■ GOAL OF THE EXERCISE
Rewrite the lines from the one that has "- rag-solution-title: Retrieval" through the one that has "395, 594, 416]", changing "Model Repository" to "Model Registry" and leaving everything else as it is.

Element and region listings

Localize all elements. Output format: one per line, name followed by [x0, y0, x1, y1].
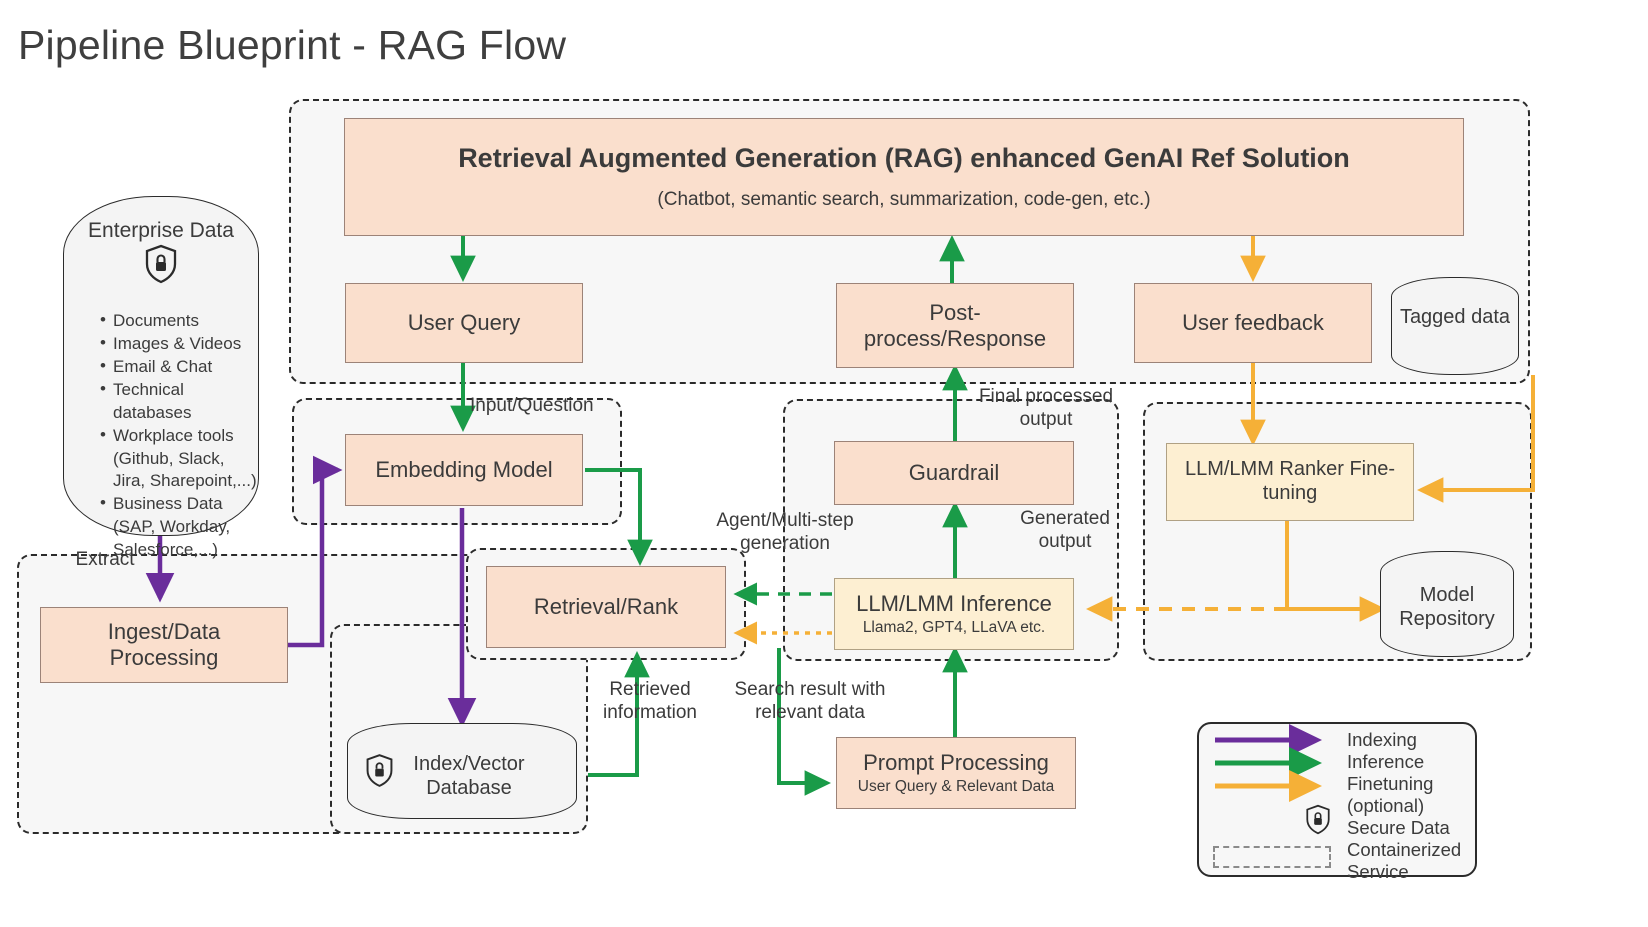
- rag-solution-title: Retrieval Augmented Generation (RAG) enh…: [458, 142, 1350, 173]
- legend-label-inference: Inference: [1347, 751, 1425, 772]
- legend-label-finetuning: Finetuning: [1347, 773, 1434, 794]
- retrieval-rank-label: Retrieval/Rank: [533, 594, 679, 620]
- post-process-label: Post-process/Response: [863, 299, 1047, 351]
- model-repository-cylinder[interactable]: Model Repository: [1380, 551, 1514, 657]
- edge-label-input-question: Input/Question: [470, 395, 594, 416]
- prompt-processing-box[interactable]: Prompt Processing User Query & Relevant …: [836, 737, 1076, 809]
- legend-containerized-swatch: [1213, 846, 1331, 868]
- guardrail-box[interactable]: Guardrail: [834, 441, 1074, 505]
- index-vector-db-cylinder[interactable]: Index/Vector Database: [347, 723, 577, 819]
- shield-lock-icon: [144, 244, 178, 289]
- llm-inference-label: LLM/LMM Inference: [856, 590, 1052, 616]
- legend-label-containerized: Containerized: [1347, 839, 1462, 860]
- llm-inference-sublabel: Llama2, GPT4, LLaVA etc.: [862, 618, 1046, 636]
- diagram-canvas: Pipeline Blueprint - RAG Flow Enterprise…: [0, 0, 1648, 927]
- edge-label-retrieved-information: Retrieved information: [603, 679, 697, 723]
- legend-box: Indexing Inference Finetuning (optional)…: [1197, 722, 1477, 882]
- edge-label-extract: Extract: [75, 549, 135, 570]
- prompt-processing-sublabel: User Query & Relevant Data: [857, 777, 1055, 795]
- user-query-label: User Query: [407, 310, 521, 336]
- enterprise-data-bullets: Documents Images & Videos Email & Chat T…: [95, 309, 259, 562]
- rag-solution-box[interactable]: Retrieval Augmented Generation (RAG) enh…: [344, 118, 1464, 236]
- guardrail-label: Guardrail: [908, 460, 1000, 486]
- edge-label-search-result: Search result with relevant data: [734, 679, 886, 723]
- ingest-label: Ingest/Data Processing: [107, 619, 221, 670]
- shield-lock-icon: [1305, 804, 1331, 840]
- edge-label-agent-multistep: Agent/Multi-step generation: [716, 510, 854, 554]
- list-item: Email & Chat: [100, 355, 259, 379]
- enterprise-data-label: Enterprise Data: [88, 219, 234, 242]
- enterprise-data-cylinder: Enterprise Data Documents Images & Video…: [63, 196, 259, 559]
- edge-label-generated-output: Generated output: [1020, 508, 1110, 552]
- index-vector-db-label: Index/Vector Database: [413, 753, 525, 799]
- llm-inference-box[interactable]: LLM/LMM Inference Llama2, GPT4, LLaVA et…: [834, 578, 1074, 650]
- legend-label-service: Service: [1347, 861, 1409, 882]
- ranker-finetuning-box[interactable]: LLM/LMM Ranker Fine-tuning: [1166, 443, 1414, 521]
- embedding-model-label: Embedding Model: [375, 457, 553, 483]
- ranker-finetuning-label: LLM/LMM Ranker Fine-tuning: [1184, 458, 1396, 504]
- ingest-box[interactable]: Ingest/Data Processing: [40, 607, 288, 683]
- user-query-box[interactable]: User Query: [345, 283, 583, 363]
- page-title: Pipeline Blueprint - RAG Flow: [18, 22, 567, 68]
- tagged-data-cylinder[interactable]: Tagged data: [1391, 277, 1519, 375]
- list-item: Documents: [100, 309, 259, 333]
- retrieval-rank-box[interactable]: Retrieval/Rank: [486, 566, 726, 648]
- edge-label-final-output: Final processed output: [978, 386, 1114, 430]
- post-process-box[interactable]: Post-process/Response: [836, 283, 1074, 368]
- legend-label-indexing: Indexing: [1347, 729, 1417, 750]
- list-item: Workplace tools (Github, Slack, Jira, Sh…: [100, 424, 259, 493]
- legend-label-secure-data: Secure Data: [1347, 817, 1450, 838]
- legend-label-finetuning-optional: (optional): [1347, 795, 1425, 816]
- prompt-processing-label: Prompt Processing: [863, 749, 1049, 775]
- rag-solution-subtitle: (Chatbot, semantic search, summarization…: [657, 188, 1151, 210]
- tagged-data-label: Tagged data: [1399, 306, 1511, 328]
- list-item: Images & Videos: [100, 332, 259, 356]
- user-feedback-box[interactable]: User feedback: [1134, 283, 1372, 363]
- user-feedback-label: User feedback: [1182, 310, 1324, 336]
- model-repository-label: Model Repository: [1399, 584, 1495, 630]
- embedding-model-box[interactable]: Embedding Model: [345, 434, 583, 506]
- list-item: Technical databases: [100, 378, 259, 424]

■ THE SOLUTION
- rag-solution-title: Retrieval Augmented Generation (RAG) enh…: [458, 142, 1350, 173]
- legend-label-inference: Inference: [1347, 751, 1425, 772]
- legend-label-finetuning: Finetuning: [1347, 773, 1434, 794]
- retrieval-rank-label: Retrieval/Rank: [533, 594, 679, 620]
- post-process-label: Post-process/Response: [863, 299, 1047, 351]
- model-repository-cylinder[interactable]: Model Registry: [1380, 551, 1514, 657]
- edge-label-input-question: Input/Question: [470, 395, 594, 416]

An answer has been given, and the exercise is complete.